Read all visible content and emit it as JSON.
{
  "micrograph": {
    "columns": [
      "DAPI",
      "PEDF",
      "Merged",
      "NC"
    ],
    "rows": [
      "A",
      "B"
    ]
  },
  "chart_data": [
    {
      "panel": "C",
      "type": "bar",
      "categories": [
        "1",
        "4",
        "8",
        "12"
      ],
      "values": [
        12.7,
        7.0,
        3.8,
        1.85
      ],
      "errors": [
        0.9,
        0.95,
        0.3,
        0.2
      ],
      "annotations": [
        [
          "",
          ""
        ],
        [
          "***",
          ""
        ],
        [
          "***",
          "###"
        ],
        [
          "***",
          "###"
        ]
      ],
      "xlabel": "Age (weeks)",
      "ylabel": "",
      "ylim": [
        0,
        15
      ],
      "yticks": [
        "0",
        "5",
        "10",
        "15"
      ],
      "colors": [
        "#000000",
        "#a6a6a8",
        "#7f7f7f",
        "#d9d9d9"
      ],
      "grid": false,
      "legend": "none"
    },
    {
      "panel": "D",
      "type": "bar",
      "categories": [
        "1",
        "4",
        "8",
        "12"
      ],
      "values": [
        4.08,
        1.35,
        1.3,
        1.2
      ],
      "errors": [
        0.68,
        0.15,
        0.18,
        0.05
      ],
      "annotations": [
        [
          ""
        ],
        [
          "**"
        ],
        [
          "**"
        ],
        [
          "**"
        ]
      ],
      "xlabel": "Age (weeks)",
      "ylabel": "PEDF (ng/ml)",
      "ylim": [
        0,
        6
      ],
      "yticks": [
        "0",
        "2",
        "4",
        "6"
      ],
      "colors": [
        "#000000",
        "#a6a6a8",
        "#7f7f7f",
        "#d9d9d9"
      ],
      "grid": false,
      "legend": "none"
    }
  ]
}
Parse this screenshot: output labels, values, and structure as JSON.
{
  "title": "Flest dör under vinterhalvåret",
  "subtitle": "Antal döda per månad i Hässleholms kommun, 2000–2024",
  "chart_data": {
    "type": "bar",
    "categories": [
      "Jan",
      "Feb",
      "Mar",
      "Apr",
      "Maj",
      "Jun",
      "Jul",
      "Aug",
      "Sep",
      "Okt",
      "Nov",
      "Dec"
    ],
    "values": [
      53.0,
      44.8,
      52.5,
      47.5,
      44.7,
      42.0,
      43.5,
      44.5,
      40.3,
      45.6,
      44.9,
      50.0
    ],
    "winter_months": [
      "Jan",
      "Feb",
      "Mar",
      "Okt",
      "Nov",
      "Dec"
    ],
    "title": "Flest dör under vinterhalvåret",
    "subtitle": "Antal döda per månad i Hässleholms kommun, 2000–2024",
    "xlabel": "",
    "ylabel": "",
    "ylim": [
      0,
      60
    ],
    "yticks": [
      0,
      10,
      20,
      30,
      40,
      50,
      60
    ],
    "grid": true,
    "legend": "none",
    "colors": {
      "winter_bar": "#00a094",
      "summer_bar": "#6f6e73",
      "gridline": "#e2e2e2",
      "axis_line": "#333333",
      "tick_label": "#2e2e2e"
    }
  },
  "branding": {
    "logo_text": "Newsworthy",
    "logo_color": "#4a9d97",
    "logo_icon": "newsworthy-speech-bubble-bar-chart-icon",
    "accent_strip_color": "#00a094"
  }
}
┄┄┄┄┄┄┄┄┄┄┄┄┄┄┄┄┄┄┄┄
## TASK BRIEF
Give every line of the material again, exactly as it reads.

## SOLUTION
Read all visible content and emit it as JSON.
{
  "micrograph": {
    "columns": [
      "DAPI",
      "PEDF",
      "Merged",
      "NC"
    ],
    "rows": [
      "A",
      "B"
    ]
  },
  "chart_data": [
    {
      "panel": "C",
      "type": "bar",
      "categories": [
        "1",
        "4",
        "8",
        "12"
      ],
      "values": [
        12.7,
        7.0,
        3.8,
        1.85
      ],
      "errors": [
        0.9,
        0.95,
        0.3,
        0.2
      ],
      "annotations": [
        [
          "",
          ""
        ],
        [
          "***",
          ""
        ],
        [
          "***",
          "###"
        ],
        [
          "***",
          "###"
        ]
      ],
      "xlabel": "Age (weeks)",
      "ylabel": "",
      "ylim": [
        0,
        15
      ],
      "yticks": [
        "0",
        "5",
        "10",
        "15"
      ],
      "colors": [
        "#000000",
        "#a6a6a8",
        "#7f7f7f",
        "#d9d9d9"
      ],
      "grid": false,
      "legend": "none"
    },
    {
      "panel": "D",
      "type": "bar",
      "categories": [
        "1",
        "4",
        "8",
        "12"
      ],
      "values": [
        4.08,
        1.35,
        1.3,
        1.2
      ],
      "errors": [
        0.68,
        0.15,
        0.18,
        0.05
      ],
      "annotations": [
        [
          ""
        ],
        [
          "**"
        ],
        [
          "**"
        ],
        [
          "**"
        ]
      ],
      "xlabel": "Age (weeks)",
      "ylabel": "PEDF (ng/ml)",
      "ylim": [
        0,
        6
      ],
      "yticks": [
        "0",
        "2",
        "4",
        "6"
      ],
      "colors": [
        "#000000",
        "#a6a6a8",
        "#7f7f7f",
        "#d9d9d9"
      ],
      "grid": false,
      "legend": "none"
    }
  ]
}
Parse this screenshot: output labels, values, and structure as JSON.
{
  "title": "Flest dör under vinterhalvåret",
  "subtitle": "Antal döda per månad i Hässleholms kommun, 2000–2024",
  "chart_data": {
    "type": "bar",
    "categories": [
      "Jan",
      "Feb",
      "Mar",
      "Apr",
      "Maj",
      "Jun",
      "Jul",
      "Aug",
      "Sep",
      "Okt",
      "Nov",
      "Dec"
    ],
    "values": [
      53.0,
      44.8,
      52.5,
      47.5,
      44.7,
      42.0,
      43.5,
      44.5,
      40.3,
      45.6,
      44.9,
      50.0
    ],
    "winter_months": [
      "Jan",
      "Feb",
      "Mar",
      "Okt",
      "Nov",
      "Dec"
    ],
    "title": "Flest dör under vinterhalvåret",
    "subtitle": "Antal döda per månad i Hässleholms kommun, 2000–2024",
    "xlabel": "",
    "ylabel": "",
    "ylim": [
      0,
      60
    ],
    "yticks": [
      0,
      10,
      20,
      30,
      40,
      50,
      60
    ],
    "grid": true,
    "legend": "none",
    "colors": {
      "winter_bar": "#00a094",
      "summer_bar": "#6f6e73",
      "gridline": "#e2e2e2",
      "axis_line": "#333333",
      "tick_label": "#2e2e2e"
    }
  },
  "branding": {
    "logo_text": "Newsworthy",
    "logo_color": "#4a9d97",
    "logo_icon": "newsworthy-speech-bubble-bar-chart-icon",
    "accent_strip_color": "#00a094"
  }
}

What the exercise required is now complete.